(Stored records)
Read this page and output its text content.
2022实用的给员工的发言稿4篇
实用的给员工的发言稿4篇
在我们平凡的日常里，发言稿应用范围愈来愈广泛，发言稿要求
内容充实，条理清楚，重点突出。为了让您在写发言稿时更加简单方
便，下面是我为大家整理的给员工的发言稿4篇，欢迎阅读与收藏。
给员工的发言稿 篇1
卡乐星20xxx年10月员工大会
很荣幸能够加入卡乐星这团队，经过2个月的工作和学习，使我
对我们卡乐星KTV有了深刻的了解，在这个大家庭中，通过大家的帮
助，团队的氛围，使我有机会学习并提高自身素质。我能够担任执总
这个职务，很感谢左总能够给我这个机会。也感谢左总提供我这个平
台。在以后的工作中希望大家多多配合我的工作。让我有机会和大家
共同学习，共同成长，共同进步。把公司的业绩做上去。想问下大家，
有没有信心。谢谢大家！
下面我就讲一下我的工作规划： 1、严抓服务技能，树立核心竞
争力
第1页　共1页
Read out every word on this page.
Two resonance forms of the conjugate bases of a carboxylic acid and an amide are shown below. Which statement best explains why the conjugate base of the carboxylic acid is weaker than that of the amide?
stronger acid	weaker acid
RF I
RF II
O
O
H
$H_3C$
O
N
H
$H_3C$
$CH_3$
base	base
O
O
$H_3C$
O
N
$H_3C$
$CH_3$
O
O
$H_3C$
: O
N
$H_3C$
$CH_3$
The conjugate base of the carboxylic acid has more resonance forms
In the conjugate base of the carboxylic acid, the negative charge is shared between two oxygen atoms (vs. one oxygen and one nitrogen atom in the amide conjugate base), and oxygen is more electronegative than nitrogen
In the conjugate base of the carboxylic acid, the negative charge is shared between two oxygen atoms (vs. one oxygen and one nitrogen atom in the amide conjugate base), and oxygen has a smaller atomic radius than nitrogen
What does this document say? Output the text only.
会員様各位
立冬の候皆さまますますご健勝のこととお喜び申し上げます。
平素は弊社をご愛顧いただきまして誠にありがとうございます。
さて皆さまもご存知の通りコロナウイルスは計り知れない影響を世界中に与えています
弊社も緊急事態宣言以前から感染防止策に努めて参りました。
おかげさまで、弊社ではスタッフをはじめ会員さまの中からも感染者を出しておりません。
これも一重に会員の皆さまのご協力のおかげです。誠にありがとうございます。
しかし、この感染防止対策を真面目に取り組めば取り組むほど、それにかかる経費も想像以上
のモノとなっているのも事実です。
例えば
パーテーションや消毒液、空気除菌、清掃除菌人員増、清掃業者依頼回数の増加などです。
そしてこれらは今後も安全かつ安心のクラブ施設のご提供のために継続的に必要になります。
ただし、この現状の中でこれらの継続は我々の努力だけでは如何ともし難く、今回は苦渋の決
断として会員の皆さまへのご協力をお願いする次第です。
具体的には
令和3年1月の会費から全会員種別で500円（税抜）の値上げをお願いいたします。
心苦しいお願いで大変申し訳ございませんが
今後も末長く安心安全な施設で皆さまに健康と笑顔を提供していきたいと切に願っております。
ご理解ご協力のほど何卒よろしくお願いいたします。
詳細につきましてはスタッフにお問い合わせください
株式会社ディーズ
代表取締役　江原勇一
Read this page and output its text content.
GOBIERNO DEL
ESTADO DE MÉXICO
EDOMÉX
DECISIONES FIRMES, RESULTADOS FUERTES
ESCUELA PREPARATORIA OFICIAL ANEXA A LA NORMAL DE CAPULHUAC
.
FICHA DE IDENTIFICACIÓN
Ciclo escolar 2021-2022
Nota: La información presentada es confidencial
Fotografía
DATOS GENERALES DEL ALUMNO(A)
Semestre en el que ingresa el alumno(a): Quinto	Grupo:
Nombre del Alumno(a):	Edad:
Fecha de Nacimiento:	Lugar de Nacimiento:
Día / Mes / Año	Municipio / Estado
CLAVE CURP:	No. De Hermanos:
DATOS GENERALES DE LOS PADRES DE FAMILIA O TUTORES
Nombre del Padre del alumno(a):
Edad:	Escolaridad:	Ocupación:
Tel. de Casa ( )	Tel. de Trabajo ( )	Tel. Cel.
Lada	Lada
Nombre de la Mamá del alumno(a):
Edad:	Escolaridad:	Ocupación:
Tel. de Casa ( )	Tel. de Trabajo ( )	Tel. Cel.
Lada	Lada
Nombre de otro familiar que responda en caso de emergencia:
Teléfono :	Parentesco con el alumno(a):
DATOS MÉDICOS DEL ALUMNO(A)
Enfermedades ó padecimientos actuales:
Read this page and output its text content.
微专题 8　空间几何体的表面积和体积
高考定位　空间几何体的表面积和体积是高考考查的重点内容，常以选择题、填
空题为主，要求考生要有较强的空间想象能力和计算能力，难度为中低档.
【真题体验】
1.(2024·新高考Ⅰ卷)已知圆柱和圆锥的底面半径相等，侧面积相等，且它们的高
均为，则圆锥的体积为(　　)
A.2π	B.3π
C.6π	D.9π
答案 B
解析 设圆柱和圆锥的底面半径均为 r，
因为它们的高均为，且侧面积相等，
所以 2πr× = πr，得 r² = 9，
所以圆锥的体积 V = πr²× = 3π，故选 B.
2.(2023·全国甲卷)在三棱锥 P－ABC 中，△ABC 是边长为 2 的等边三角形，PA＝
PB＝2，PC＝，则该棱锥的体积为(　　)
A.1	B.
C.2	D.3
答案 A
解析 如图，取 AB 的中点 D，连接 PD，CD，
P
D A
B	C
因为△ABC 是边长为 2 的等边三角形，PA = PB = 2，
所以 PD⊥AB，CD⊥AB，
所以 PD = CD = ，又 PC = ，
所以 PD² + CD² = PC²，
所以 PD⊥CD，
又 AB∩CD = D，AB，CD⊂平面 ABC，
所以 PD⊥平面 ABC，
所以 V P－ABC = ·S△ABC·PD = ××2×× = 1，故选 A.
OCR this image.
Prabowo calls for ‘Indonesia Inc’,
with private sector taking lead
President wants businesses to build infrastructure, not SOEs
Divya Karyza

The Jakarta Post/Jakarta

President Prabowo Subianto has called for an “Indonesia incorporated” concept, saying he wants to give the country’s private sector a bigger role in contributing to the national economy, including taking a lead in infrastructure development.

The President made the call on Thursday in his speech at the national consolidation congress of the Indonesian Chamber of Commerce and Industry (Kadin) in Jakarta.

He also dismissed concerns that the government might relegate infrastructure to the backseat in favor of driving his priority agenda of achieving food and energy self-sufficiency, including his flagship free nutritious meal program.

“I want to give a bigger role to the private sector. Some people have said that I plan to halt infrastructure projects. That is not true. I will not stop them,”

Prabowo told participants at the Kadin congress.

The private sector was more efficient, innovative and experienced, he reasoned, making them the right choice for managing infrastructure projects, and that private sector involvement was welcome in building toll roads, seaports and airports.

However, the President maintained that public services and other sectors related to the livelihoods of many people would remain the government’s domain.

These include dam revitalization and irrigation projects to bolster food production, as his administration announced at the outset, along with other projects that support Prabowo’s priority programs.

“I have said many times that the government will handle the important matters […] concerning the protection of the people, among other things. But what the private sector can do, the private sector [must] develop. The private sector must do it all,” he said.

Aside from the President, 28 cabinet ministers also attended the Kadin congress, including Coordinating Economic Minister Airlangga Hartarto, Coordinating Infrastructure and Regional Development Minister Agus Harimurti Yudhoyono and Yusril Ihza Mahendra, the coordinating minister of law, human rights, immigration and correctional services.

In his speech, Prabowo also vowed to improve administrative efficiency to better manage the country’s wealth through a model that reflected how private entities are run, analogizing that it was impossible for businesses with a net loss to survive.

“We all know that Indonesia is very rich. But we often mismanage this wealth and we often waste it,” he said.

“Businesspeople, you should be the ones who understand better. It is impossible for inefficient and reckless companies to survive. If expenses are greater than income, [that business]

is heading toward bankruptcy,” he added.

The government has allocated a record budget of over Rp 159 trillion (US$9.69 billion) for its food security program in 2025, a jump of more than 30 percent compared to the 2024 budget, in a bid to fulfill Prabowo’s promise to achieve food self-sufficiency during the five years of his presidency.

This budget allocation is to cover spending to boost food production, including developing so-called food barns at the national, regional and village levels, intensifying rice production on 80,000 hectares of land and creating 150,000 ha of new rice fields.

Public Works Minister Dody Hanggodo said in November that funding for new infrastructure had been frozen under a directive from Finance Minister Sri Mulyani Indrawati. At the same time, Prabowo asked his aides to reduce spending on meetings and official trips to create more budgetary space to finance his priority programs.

▸ **EXERCISE**: Gather up every line from the listing above in which the word "role" occurs.

▸ **EXERCISE RESPONSE**:
President Prabowo Subianto has called for an “Indonesia incorporated” concept, saying he wants to give the country’s private sector a bigger role in contributing to the national economy, including taking a lead in infrastructure development.
“I want to give a bigger role to the private sector. Some people have said that I plan to halt infrastructure projects. That is not true. I will not stop them,”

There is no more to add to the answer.